** Begin Data for processing **
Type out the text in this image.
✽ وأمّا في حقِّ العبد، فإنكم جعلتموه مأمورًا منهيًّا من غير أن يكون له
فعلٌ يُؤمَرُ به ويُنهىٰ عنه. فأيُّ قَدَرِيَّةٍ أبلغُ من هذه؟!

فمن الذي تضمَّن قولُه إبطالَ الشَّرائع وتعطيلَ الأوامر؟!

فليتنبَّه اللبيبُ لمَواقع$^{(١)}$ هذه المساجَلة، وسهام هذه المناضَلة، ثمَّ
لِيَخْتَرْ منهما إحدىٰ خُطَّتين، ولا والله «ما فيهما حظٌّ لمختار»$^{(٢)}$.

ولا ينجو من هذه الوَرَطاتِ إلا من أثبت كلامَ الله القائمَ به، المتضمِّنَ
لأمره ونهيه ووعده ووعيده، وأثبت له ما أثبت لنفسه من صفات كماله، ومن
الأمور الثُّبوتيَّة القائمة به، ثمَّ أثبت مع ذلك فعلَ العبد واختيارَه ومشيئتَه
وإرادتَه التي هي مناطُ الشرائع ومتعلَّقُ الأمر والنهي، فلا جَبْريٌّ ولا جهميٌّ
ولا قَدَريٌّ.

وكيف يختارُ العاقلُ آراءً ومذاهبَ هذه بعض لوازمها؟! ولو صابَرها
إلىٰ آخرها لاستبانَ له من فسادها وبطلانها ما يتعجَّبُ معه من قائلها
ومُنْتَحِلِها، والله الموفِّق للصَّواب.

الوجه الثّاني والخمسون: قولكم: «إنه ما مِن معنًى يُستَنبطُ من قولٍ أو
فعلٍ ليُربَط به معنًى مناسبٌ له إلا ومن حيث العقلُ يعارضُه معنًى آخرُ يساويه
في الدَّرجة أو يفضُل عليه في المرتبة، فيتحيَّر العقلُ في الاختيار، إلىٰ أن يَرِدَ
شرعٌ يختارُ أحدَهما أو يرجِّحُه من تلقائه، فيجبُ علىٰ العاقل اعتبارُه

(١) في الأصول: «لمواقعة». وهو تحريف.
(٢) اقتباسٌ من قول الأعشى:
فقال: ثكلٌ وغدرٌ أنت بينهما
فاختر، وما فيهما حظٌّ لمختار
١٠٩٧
** End Data for processing **
● **Directions for this task**
Write out the full set of records exactly as given.

● **Full solution**
Type out the text in this image.
✽ وأمّا في حقِّ العبد، فإنكم جعلتموه مأمورًا منهيًّا من غير أن يكون له
فعلٌ يُؤمَرُ به ويُنهىٰ عنه. فأيُّ قَدَرِيَّةٍ أبلغُ من هذه؟!

فمن الذي تضمَّن قولُه إبطالَ الشَّرائع وتعطيلَ الأوامر؟!

فليتنبَّه اللبيبُ لمَواقع$^{(١)}$ هذه المساجَلة، وسهام هذه المناضَلة، ثمَّ
لِيَخْتَرْ منهما إحدىٰ خُطَّتين، ولا والله «ما فيهما حظٌّ لمختار»$^{(٢)}$.

ولا ينجو من هذه الوَرَطاتِ إلا من أثبت كلامَ الله القائمَ به، المتضمِّنَ
لأمره ونهيه ووعده ووعيده، وأثبت له ما أثبت لنفسه من صفات كماله، ومن
الأمور الثُّبوتيَّة القائمة به، ثمَّ أثبت مع ذلك فعلَ العبد واختيارَه ومشيئتَه
وإرادتَه التي هي مناطُ الشرائع ومتعلَّقُ الأمر والنهي، فلا جَبْريٌّ ولا جهميٌّ
ولا قَدَريٌّ.

وكيف يختارُ العاقلُ آراءً ومذاهبَ هذه بعض لوازمها؟! ولو صابَرها
إلىٰ آخرها لاستبانَ له من فسادها وبطلانها ما يتعجَّبُ معه من قائلها
ومُنْتَحِلِها، والله الموفِّق للصَّواب.

الوجه الثّاني والخمسون: قولكم: «إنه ما مِن معنًى يُستَنبطُ من قولٍ أو
فعلٍ ليُربَط به معنًى مناسبٌ له إلا ومن حيث العقلُ يعارضُه معنًى آخرُ يساويه
في الدَّرجة أو يفضُل عليه في المرتبة، فيتحيَّر العقلُ في الاختيار، إلىٰ أن يَرِدَ
شرعٌ يختارُ أحدَهما أو يرجِّحُه من تلقائه، فيجبُ علىٰ العاقل اعتبارُه

(١) في الأصول: «لمواقعة». وهو تحريف.
(٢) اقتباسٌ من قول الأعشى:
فقال: ثكلٌ وغدرٌ أنت بينهما
فاختر، وما فيهما حظٌّ لمختار
١٠٩٧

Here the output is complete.